TASK STATEMENT:
The records below must be duplicated exactly, character for character.

Data entries:
[START]

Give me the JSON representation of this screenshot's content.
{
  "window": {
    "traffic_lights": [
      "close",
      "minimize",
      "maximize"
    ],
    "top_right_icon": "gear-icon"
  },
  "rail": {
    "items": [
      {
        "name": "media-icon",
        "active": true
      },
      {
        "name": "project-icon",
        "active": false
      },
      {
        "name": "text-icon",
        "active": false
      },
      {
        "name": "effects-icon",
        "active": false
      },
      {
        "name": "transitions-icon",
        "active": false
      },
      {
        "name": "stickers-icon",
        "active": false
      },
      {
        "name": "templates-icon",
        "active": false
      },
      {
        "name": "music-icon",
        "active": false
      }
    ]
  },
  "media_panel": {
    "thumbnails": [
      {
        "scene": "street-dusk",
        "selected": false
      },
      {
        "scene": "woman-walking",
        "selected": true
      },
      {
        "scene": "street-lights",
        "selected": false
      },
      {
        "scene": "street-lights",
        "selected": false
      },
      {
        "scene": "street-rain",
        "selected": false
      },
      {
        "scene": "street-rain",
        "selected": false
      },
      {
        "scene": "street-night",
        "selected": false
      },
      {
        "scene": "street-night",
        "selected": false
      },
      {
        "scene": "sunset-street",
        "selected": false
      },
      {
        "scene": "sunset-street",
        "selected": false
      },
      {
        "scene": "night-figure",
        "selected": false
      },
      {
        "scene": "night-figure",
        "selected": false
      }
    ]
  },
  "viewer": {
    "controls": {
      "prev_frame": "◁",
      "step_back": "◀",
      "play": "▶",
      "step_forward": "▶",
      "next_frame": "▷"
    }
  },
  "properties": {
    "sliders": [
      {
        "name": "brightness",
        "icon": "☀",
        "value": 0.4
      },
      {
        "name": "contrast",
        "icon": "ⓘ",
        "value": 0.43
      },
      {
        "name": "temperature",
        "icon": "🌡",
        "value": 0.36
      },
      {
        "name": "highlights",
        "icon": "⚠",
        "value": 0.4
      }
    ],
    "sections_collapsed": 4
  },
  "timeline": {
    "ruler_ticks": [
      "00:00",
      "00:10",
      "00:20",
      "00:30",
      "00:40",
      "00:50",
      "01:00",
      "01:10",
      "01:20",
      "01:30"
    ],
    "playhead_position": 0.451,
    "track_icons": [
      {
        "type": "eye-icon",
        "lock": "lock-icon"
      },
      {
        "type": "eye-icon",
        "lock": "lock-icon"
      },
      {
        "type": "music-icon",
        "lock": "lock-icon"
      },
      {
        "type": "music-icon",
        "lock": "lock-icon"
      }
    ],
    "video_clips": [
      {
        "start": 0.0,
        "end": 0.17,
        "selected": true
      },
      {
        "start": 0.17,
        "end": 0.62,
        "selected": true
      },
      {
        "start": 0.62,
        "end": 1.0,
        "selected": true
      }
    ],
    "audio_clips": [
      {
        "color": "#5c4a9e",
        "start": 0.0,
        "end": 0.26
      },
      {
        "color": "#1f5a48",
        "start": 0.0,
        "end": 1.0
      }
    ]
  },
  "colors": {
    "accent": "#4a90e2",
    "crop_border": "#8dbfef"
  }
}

[END]

FULL RESPONSE:
Give me the JSON representation of this screenshot's content.
{
  "window": {
    "traffic_lights": [
      "close",
      "minimize",
      "maximize"
    ],
    "top_right_icon": "gear-icon"
  },
  "rail": {
    "items": [
      {
        "name": "media-icon",
        "active": true
      },
      {
        "name": "project-icon",
        "active": false
      },
      {
        "name": "text-icon",
        "active": false
      },
      {
        "name": "effects-icon",
        "active": false
      },
      {
        "name": "transitions-icon",
        "active": false
      },
      {
        "name": "stickers-icon",
        "active": false
      },
      {
        "name": "templates-icon",
        "active": false
      },
      {
        "name": "music-icon",
        "active": false
      }
    ]
  },
  "media_panel": {
    "thumbnails": [
      {
        "scene": "street-dusk",
        "selected": false
      },
      {
        "scene": "woman-walking",
        "selected": true
      },
      {
        "scene": "street-lights",
        "selected": false
      },
      {
        "scene": "street-lights",
        "selected": false
      },
      {
        "scene": "street-rain",
        "selected": false
      },
      {
        "scene": "street-rain",
        "selected": false
      },
      {
        "scene": "street-night",
        "selected": false
      },
      {
        "scene": "street-night",
        "selected": false
      },
      {
        "scene": "sunset-street",
        "selected": false
      },
      {
        "scene": "sunset-street",
        "selected": false
      },
      {
        "scene": "night-figure",
        "selected": false
      },
      {
        "scene": "night-figure",
        "selected": false
      }
    ]
  },
  "viewer": {
    "controls": {
      "prev_frame": "◁",
      "step_back": "◀",
      "play": "▶",
      "step_forward": "▶",
      "next_frame": "▷"
    }
  },
  "properties": {
    "sliders": [
      {
        "name": "brightness",
        "icon": "☀",
        "value": 0.4
      },
      {
        "name": "contrast",
        "icon": "ⓘ",
        "value": 0.43
      },
      {
        "name": "temperature",
        "icon": "🌡",
        "value": 0.36
      },
      {
        "name": "highlights",
        "icon": "⚠",
        "value": 0.4
      }
    ],
    "sections_collapsed": 4
  },
  "timeline": {
    "ruler_ticks": [
      "00:00",
      "00:10",
      "00:20",
      "00:30",
      "00:40",
      "00:50",
      "01:00",
      "01:10",
      "01:20",
      "01:30"
    ],
    "playhead_position": 0.451,
    "track_icons": [
      {
        "type": "eye-icon",
        "lock": "lock-icon"
      },
      {
        "type": "eye-icon",
        "lock": "lock-icon"
      },
      {
        "type": "music-icon",
        "lock": "lock-icon"
      },
      {
        "type": "music-icon",
        "lock": "lock-icon"
      }
    ],
    "video_clips": [
      {
        "start": 0.0,
        "end": 0.17,
        "selected": true
      },
      {
        "start": 0.17,
        "end": 0.62,
        "selected": true
      },
      {
        "start": 0.62,
        "end": 1.0,
        "selected": true
      }
    ],
    "audio_clips": [
      {
        "color": "#5c4a9e",
        "start": 0.0,
        "end": 0.26
      },
      {
        "color": "#1f5a48",
        "start": 0.0,
        "end": 1.0
      }
    ]
  },
  "colors": {
    "accent": "#4a90e2",
    "crop_border": "#8dbfef"
  }
}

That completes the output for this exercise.